Supplied records:
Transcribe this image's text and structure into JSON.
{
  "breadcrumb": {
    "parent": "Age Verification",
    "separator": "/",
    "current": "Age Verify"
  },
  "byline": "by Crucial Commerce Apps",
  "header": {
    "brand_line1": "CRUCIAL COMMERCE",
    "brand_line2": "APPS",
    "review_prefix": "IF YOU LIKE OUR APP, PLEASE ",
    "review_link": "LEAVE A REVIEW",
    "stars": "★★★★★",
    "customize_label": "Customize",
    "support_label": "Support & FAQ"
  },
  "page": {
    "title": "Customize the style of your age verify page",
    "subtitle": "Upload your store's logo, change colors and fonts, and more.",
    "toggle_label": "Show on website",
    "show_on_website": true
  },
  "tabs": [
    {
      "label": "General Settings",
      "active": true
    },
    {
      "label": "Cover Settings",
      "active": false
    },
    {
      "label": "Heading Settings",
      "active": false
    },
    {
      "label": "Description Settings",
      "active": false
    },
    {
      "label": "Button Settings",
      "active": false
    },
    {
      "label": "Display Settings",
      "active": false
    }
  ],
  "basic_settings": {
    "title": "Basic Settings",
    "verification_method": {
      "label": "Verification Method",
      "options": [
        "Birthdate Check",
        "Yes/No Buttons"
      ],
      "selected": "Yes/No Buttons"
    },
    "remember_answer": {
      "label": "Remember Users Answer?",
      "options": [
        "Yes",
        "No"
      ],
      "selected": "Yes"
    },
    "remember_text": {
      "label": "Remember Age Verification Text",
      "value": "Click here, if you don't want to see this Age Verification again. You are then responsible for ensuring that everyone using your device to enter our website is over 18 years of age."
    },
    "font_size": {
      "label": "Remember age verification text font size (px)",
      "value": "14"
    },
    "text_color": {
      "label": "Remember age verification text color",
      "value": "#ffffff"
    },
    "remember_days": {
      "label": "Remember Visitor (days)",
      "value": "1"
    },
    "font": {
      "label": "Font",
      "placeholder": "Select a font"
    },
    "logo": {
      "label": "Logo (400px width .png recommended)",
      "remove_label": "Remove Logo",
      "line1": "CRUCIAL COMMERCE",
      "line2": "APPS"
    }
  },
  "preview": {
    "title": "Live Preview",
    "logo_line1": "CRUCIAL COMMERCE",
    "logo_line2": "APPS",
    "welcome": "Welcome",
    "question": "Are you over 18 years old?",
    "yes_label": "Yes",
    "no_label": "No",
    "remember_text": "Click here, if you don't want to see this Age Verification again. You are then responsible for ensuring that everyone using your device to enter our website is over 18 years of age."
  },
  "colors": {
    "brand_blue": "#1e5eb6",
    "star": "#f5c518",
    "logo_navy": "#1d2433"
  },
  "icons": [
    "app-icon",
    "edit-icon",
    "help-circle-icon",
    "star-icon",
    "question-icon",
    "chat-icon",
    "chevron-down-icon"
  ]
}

Task instructions: Using the records above, copy every line that has the word "here" in it.

Complete output:
      "value": "Click here, if you don't want to see this Age Verification again. You are then responsible for ensuring that everyone using your device to enter our website is over 18 years of age."
    "remember_text": "Click here, if you don't want to see this Age Verification again. You are then responsible for ensuring that everyone using your device to enter our website is over 18 years of age."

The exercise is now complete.